What is needed: Go through the entries below and write each one out exactly.
-- start --
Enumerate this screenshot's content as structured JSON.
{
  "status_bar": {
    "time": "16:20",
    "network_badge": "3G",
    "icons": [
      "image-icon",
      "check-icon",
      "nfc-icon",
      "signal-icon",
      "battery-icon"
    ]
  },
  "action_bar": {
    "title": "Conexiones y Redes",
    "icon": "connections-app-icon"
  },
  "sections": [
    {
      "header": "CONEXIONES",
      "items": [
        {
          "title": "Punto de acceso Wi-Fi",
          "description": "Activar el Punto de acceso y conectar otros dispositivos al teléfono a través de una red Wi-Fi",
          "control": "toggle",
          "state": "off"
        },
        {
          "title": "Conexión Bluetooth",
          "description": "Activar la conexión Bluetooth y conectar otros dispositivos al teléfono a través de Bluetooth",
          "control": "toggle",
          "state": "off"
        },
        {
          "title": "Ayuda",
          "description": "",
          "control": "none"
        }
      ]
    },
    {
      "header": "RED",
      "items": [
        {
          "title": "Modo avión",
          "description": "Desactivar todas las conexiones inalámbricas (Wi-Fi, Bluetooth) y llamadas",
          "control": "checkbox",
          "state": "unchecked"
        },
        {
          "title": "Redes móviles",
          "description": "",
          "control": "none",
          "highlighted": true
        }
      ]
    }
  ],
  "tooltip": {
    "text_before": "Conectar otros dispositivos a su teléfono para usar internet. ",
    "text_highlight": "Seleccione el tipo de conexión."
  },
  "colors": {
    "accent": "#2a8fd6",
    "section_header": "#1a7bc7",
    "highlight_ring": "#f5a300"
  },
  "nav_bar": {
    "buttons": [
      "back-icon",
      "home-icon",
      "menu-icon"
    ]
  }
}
-- end --
Completed exercise:
Enumerate this screenshot's content as structured JSON.
{
  "status_bar": {
    "time": "16:20",
    "network_badge": "3G",
    "icons": [
      "image-icon",
      "check-icon",
      "nfc-icon",
      "signal-icon",
      "battery-icon"
    ]
  },
  "action_bar": {
    "title": "Conexiones y Redes",
    "icon": "connections-app-icon"
  },
  "sections": [
    {
      "header": "CONEXIONES",
      "items": [
        {
          "title": "Punto de acceso Wi-Fi",
          "description": "Activar el Punto de acceso y conectar otros dispositivos al teléfono a través de una red Wi-Fi",
          "control": "toggle",
          "state": "off"
        },
        {
          "title": "Conexión Bluetooth",
          "description": "Activar la conexión Bluetooth y conectar otros dispositivos al teléfono a través de Bluetooth",
          "control": "toggle",
          "state": "off"
        },
        {
          "title": "Ayuda",
          "description": "",
          "control": "none"
        }
      ]
    },
    {
      "header": "RED",
      "items": [
        {
          "title": "Modo avión",
          "description": "Desactivar todas las conexiones inalámbricas (Wi-Fi, Bluetooth) y llamadas",
          "control": "checkbox",
          "state": "unchecked"
        },
        {
          "title": "Redes móviles",
          "description": "",
          "control": "none",
          "highlighted": true
        }
      ]
    }
  ],
  "tooltip": {
    "text_before": "Conectar otros dispositivos a su teléfono para usar internet. ",
    "text_highlight": "Seleccione el tipo de conexión."
  },
  "colors": {
    "accent": "#2a8fd6",
    "section_header": "#1a7bc7",
    "highlight_ring": "#f5a300"
  },
  "nav_bar": {
    "buttons": [
      "back-icon",
      "home-icon",
      "menu-icon"
    ]
  }
}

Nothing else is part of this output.